>> begin DATA SHOWN
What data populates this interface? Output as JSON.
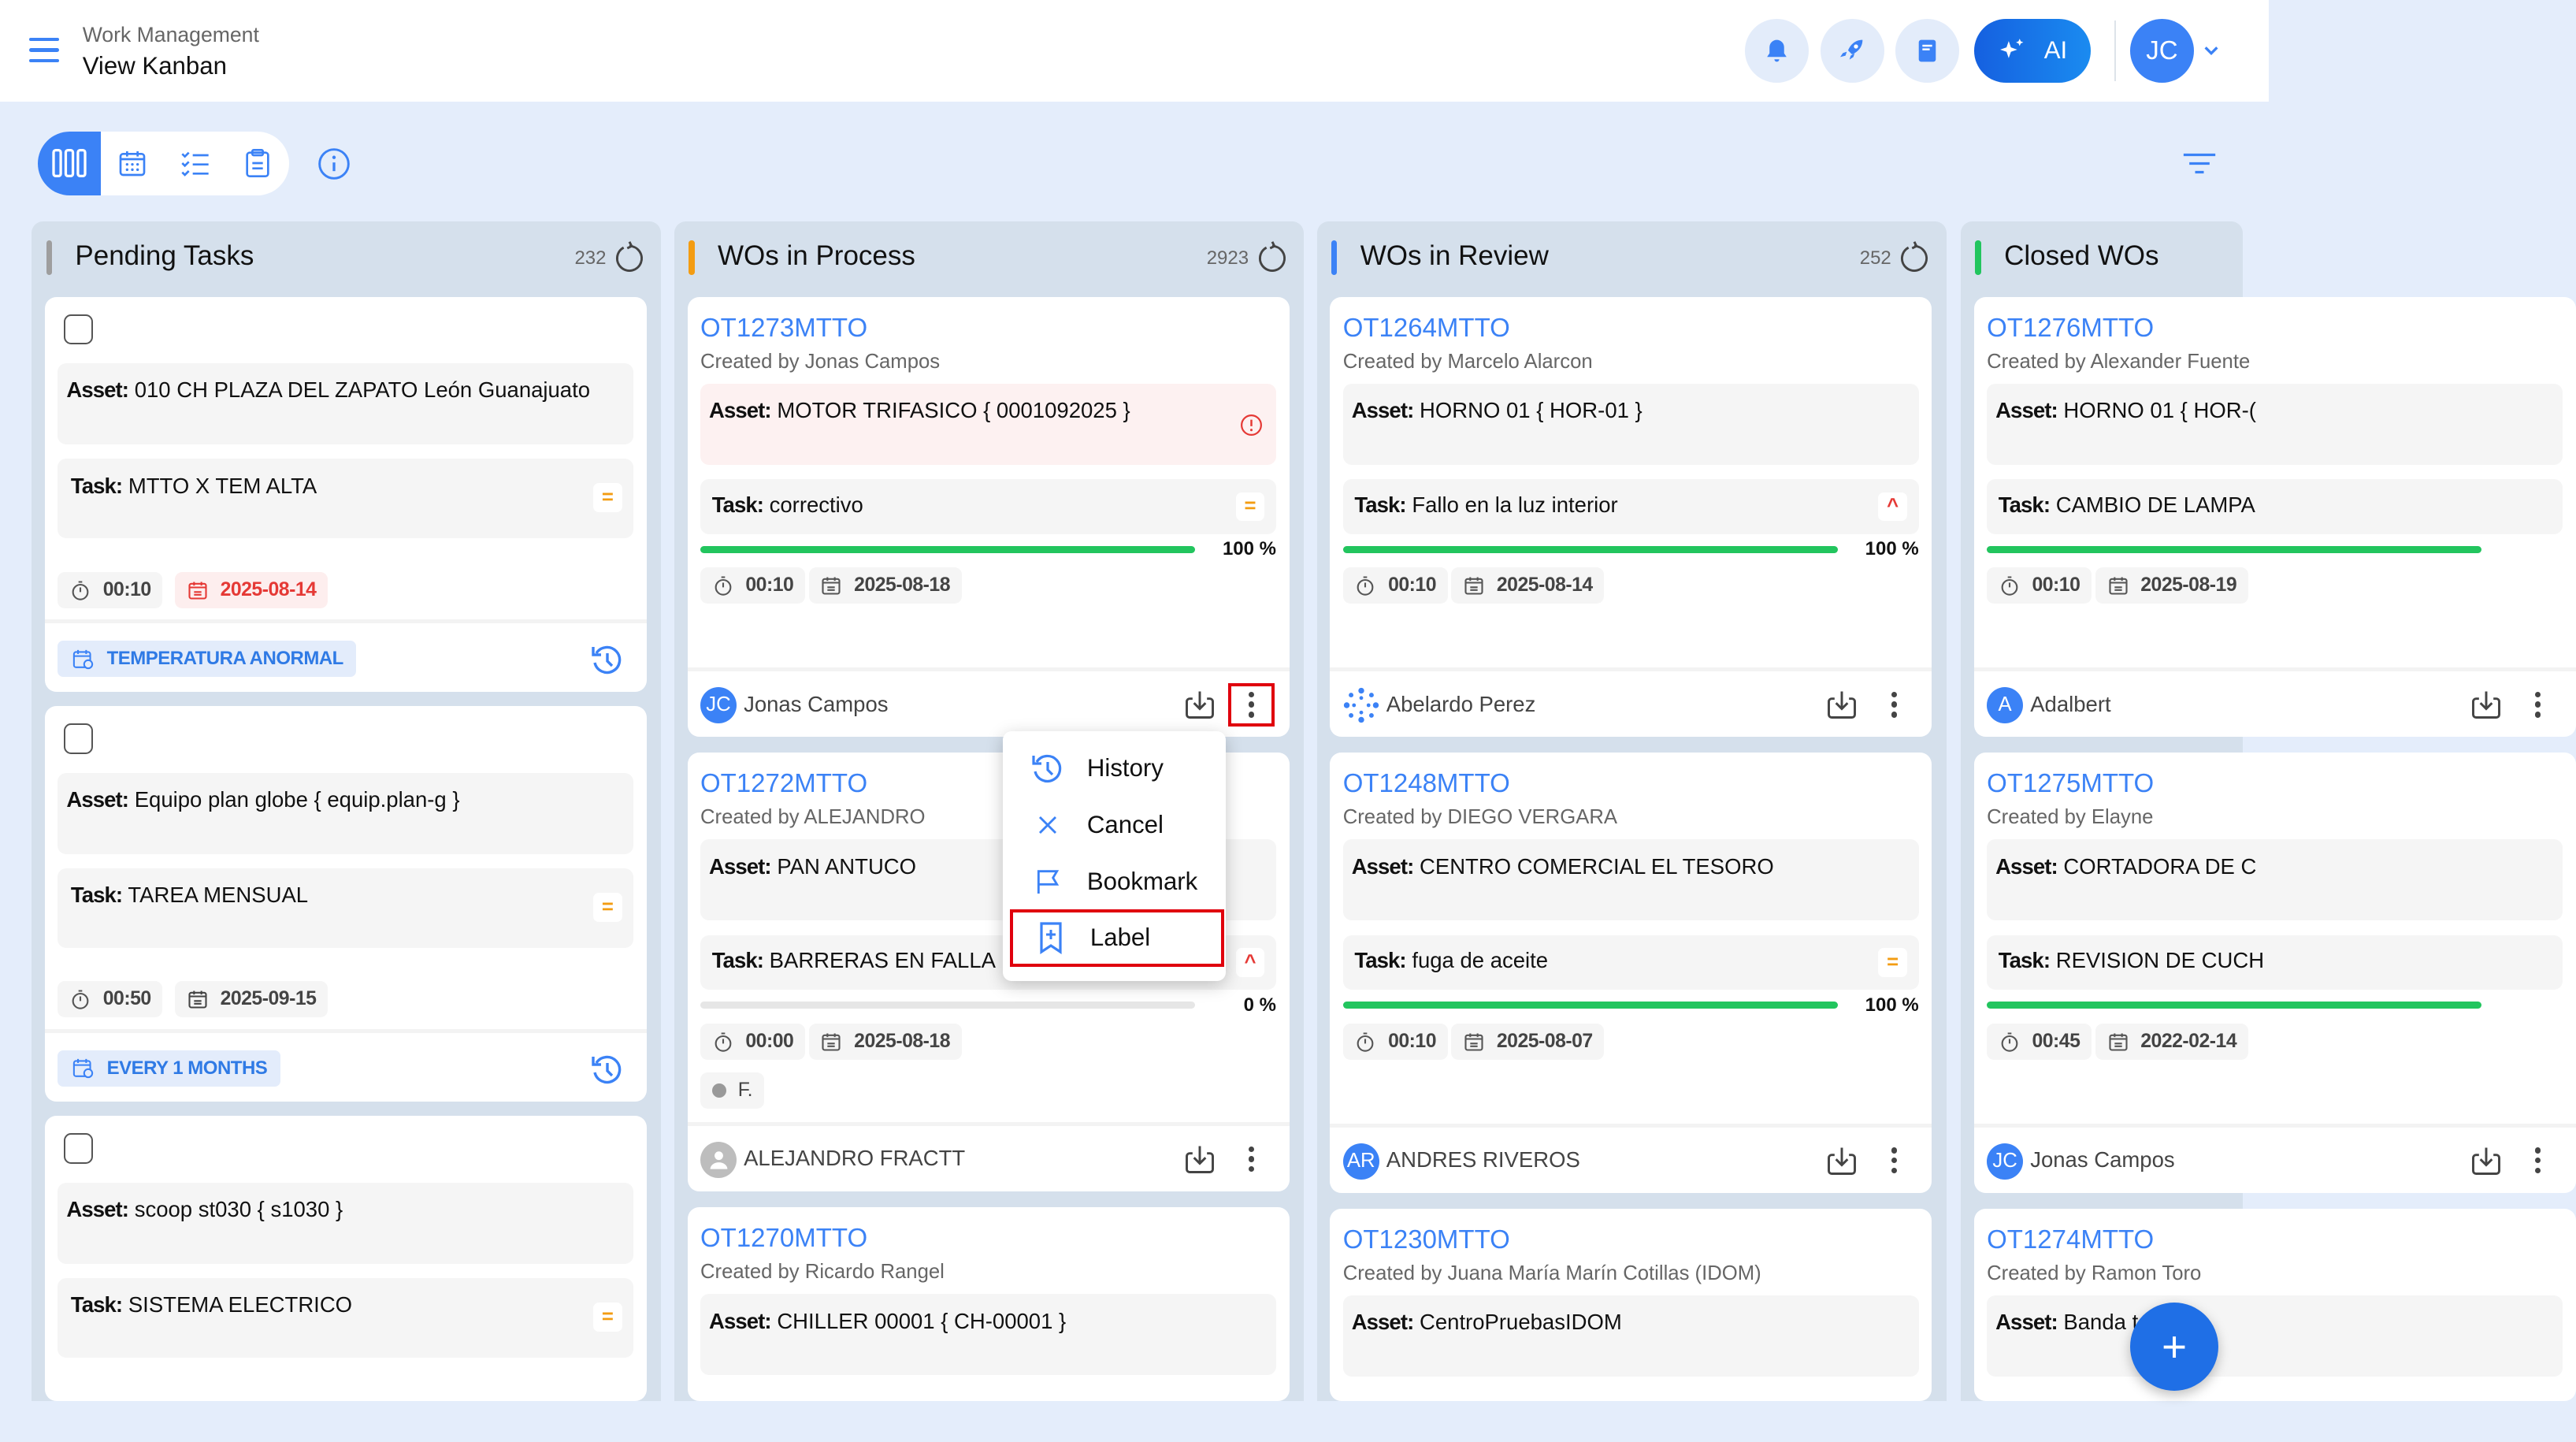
{
  "header": {
    "app_title": "Work Management",
    "page_title": "View Kanban",
    "ai_label": "AI",
    "user_initials": "JC"
  },
  "colors": {
    "accent": "#3b82f6",
    "pending": "#9e9e9e",
    "process": "#f39c12",
    "review": "#3b82f6",
    "closed": "#22c55e",
    "overdue": "#e53935",
    "progress": "#22c55e"
  },
  "columns": [
    {
      "title": "Pending Tasks",
      "count": "232",
      "color": "#9e9e9e",
      "type": "pending",
      "cards": [
        {
          "asset": "010 CH PLAZA DEL ZAPATO León Guanajuato",
          "task": "MTTO X TEM ALTA",
          "priority": "medium",
          "time": "00:10",
          "date": "2025-08-14",
          "overdue": true,
          "label": "TEMPERATURA ANORMAL"
        },
        {
          "asset": "Equipo plan globe { equip.plan-g }",
          "task": "TAREA MENSUAL",
          "priority": "medium",
          "time": "00:50",
          "date": "2025-09-15",
          "overdue": false,
          "label": "EVERY 1 MONTHS"
        },
        {
          "asset": "scoop st030 { s1030 }",
          "task": "SISTEMA ELECTRICO",
          "priority": "medium"
        }
      ]
    },
    {
      "title": "WOs in Process",
      "count": "2923",
      "color": "#f39c12",
      "type": "wo",
      "cards": [
        {
          "id": "OT1273MTTO",
          "created_by": "Created by Jonas Campos",
          "asset": "MOTOR TRIFASICO { 0001092025 }",
          "asset_alert": true,
          "task": "correctivo",
          "priority": "medium",
          "progress": 100,
          "progress_label": "100 %",
          "time": "00:10",
          "date": "2025-08-18",
          "assignee": "Jonas Campos",
          "assignee_initials": "JC",
          "avatar": "initials",
          "menu_open": true
        },
        {
          "id": "OT1272MTTO",
          "created_by": "Created by ALEJANDRO",
          "asset": "PAN ANTUCO",
          "task": "BARRERAS EN FALLA",
          "priority": "high",
          "progress": 0,
          "progress_label": "0 %",
          "time": "00:00",
          "date": "2025-08-18",
          "extra_chip": "F.",
          "assignee": "ALEJANDRO FRACTT",
          "avatar": "person"
        },
        {
          "id": "OT1270MTTO",
          "created_by": "Created by Ricardo Rangel",
          "asset": "CHILLER 00001 { CH-00001 }"
        }
      ]
    },
    {
      "title": "WOs in Review",
      "count": "252",
      "color": "#3b82f6",
      "type": "wo",
      "cards": [
        {
          "id": "OT1264MTTO",
          "created_by": "Created by Marcelo Alarcon",
          "asset": "HORNO 01 { HOR-01 }",
          "task": "Fallo en la luz interior",
          "priority": "high",
          "progress": 100,
          "progress_label": "100 %",
          "time": "00:10",
          "date": "2025-08-14",
          "assignee": "Abelardo Perez",
          "avatar": "logo"
        },
        {
          "id": "OT1248MTTO",
          "created_by": "Created by DIEGO VERGARA",
          "asset": "CENTRO COMERCIAL EL TESORO",
          "task": "fuga de aceite",
          "priority": "medium",
          "progress": 100,
          "progress_label": "100 %",
          "time": "00:10",
          "date": "2025-08-07",
          "assignee": "ANDRES RIVEROS",
          "assignee_initials": "AR",
          "avatar": "initials"
        },
        {
          "id": "OT1230MTTO",
          "created_by": "Created by Juana María Marín Cotillas (IDOM)",
          "asset": "CentroPruebasIDOM"
        }
      ]
    },
    {
      "title": "Closed WOs",
      "color": "#22c55e",
      "type": "wo",
      "cards": [
        {
          "id": "OT1276MTTO",
          "created_by": "Created by Alexander Fuente",
          "asset": "HORNO 01 { HOR-(",
          "task": "CAMBIO DE LAMPA",
          "progress": 100,
          "time": "00:10",
          "date": "2025-08-19",
          "assignee": "Adalbert",
          "assignee_initials": "A",
          "avatar": "initials"
        },
        {
          "id": "OT1275MTTO",
          "created_by": "Created by Elayne",
          "asset": "CORTADORA DE C",
          "task": "REVISION DE CUCH",
          "progress": 100,
          "time": "00:45",
          "date": "2022-02-14",
          "assignee": "Jonas Campos",
          "assignee_initials": "JC",
          "avatar": "initials"
        },
        {
          "id": "OT1274MTTO",
          "created_by": "Created by Ramon Toro",
          "asset": "Banda t"
        }
      ]
    }
  ],
  "labels": {
    "asset": "Asset:",
    "task": "Task:"
  },
  "context_menu": {
    "items": [
      {
        "label": "History",
        "icon": "history-icon"
      },
      {
        "label": "Cancel",
        "icon": "close-icon"
      },
      {
        "label": "Bookmark",
        "icon": "bookmark-flag-icon"
      },
      {
        "label": "Label",
        "icon": "label-add-icon",
        "highlighted": true
      }
    ]
  },
  "fab": {
    "label": "+"
  }
}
>> end DATA SHOWN
DIRECTIONS FOR THIS TASK:
From the material above, reproduce everything verbatim except the pictures.

EXERCISE RESPONSE:
What data populates this interface? Output as JSON.
{
  "header": {
    "app_title": "Work Management",
    "page_title": "View Kanban",
    "ai_label": "AI",
    "user_initials": "JC"
  },
  "colors": {
    "accent": "#3b82f6",
    "pending": "#9e9e9e",
    "process": "#f39c12",
    "review": "#3b82f6",
    "closed": "#22c55e",
    "overdue": "#e53935",
    "progress": "#22c55e"
  },
  "columns": [
    {
      "title": "Pending Tasks",
      "count": "232",
      "color": "#9e9e9e",
      "type": "pending",
      "cards": [
        {
          "asset": "010 CH PLAZA DEL ZAPATO León Guanajuato",
          "task": "MTTO X TEM ALTA",
          "priority": "medium",
          "time": "00:10",
          "date": "2025-08-14",
          "overdue": true,
          "label": "TEMPERATURA ANORMAL"
        },
        {
          "asset": "Equipo plan globe { equip.plan-g }",
          "task": "TAREA MENSUAL",
          "priority": "medium",
          "time": "00:50",
          "date": "2025-09-15",
          "overdue": false,
          "label": "EVERY 1 MONTHS"
        },
        {
          "asset": "scoop st030 { s1030 }",
          "task": "SISTEMA ELECTRICO",
          "priority": "medium"
        }
      ]
    },
    {
      "title": "WOs in Process",
      "count": "2923",
      "color": "#f39c12",
      "type": "wo",
      "cards": [
        {
          "id": "OT1273MTTO",
          "created_by": "Created by Jonas Campos",
          "asset": "MOTOR TRIFASICO { 0001092025 }",
          "asset_alert": true,
          "task": "correctivo",
          "priority": "medium",
          "progress": 100,
          "progress_label": "100 %",
          "time": "00:10",
          "date": "2025-08-18",
          "assignee": "Jonas Campos",
          "assignee_initials": "JC",
          "avatar": "initials",
          "menu_open": true
        },
        {
          "id": "OT1272MTTO",
          "created_by": "Created by ALEJANDRO",
          "asset": "PAN ANTUCO",
          "task": "BARRERAS EN FALLA",
          "priority": "high",
          "progress": 0,
          "progress_label": "0 %",
          "time": "00:00",
          "date": "2025-08-18",
          "extra_chip": "F.",
          "assignee": "ALEJANDRO FRACTT",
          "avatar": "person"
        },
        {
          "id": "OT1270MTTO",
          "created_by": "Created by Ricardo Rangel",
          "asset": "CHILLER 00001 { CH-00001 }"
        }
      ]
    },
    {
      "title": "WOs in Review",
      "count": "252",
      "color": "#3b82f6",
      "type": "wo",
      "cards": [
        {
          "id": "OT1264MTTO",
          "created_by": "Created by Marcelo Alarcon",
          "asset": "HORNO 01 { HOR-01 }",
          "task": "Fallo en la luz interior",
          "priority": "high",
          "progress": 100,
          "progress_label": "100 %",
          "time": "00:10",
          "date": "2025-08-14",
          "assignee": "Abelardo Perez",
          "avatar": "logo"
        },
        {
          "id": "OT1248MTTO",
          "created_by": "Created by DIEGO VERGARA",
          "asset": "CENTRO COMERCIAL EL TESORO",
          "task": "fuga de aceite",
          "priority": "medium",
          "progress": 100,
          "progress_label": "100 %",
          "time": "00:10",
          "date": "2025-08-07",
          "assignee": "ANDRES RIVEROS",
          "assignee_initials": "AR",
          "avatar": "initials"
        },
        {
          "id": "OT1230MTTO",
          "created_by": "Created by Juana María Marín Cotillas (IDOM)",
          "asset": "CentroPruebasIDOM"
        }
      ]
    },
    {
      "title": "Closed WOs",
      "color": "#22c55e",
      "type": "wo",
      "cards": [
        {
          "id": "OT1276MTTO",
          "created_by": "Created by Alexander Fuente",
          "asset": "HORNO 01 { HOR-(",
          "task": "CAMBIO DE LAMPA",
          "progress": 100,
          "time": "00:10",
          "date": "2025-08-19",
          "assignee": "Adalbert",
          "assignee_initials": "A",
          "avatar": "initials"
        },
        {
          "id": "OT1275MTTO",
          "created_by": "Created by Elayne",
          "asset": "CORTADORA DE C",
          "task": "REVISION DE CUCH",
          "progress": 100,
          "time": "00:45",
          "date": "2022-02-14",
          "assignee": "Jonas Campos",
          "assignee_initials": "JC",
          "avatar": "initials"
        },
        {
          "id": "OT1274MTTO",
          "created_by": "Created by Ramon Toro",
          "asset": "Banda t"
        }
      ]
    }
  ],
  "labels": {
    "asset": "Asset:",
    "task": "Task:"
  },
  "context_menu": {
    "items": [
      {
        "label": "History",
        "icon": "history-icon"
      },
      {
        "label": "Cancel",
        "icon": "close-icon"
      },
      {
        "label": "Bookmark",
        "icon": "bookmark-flag-icon"
      },
      {
        "label": "Label",
        "icon": "label-add-icon",
        "highlighted": true
      }
    ]
  },
  "fab": {
    "label": "+"
  }
}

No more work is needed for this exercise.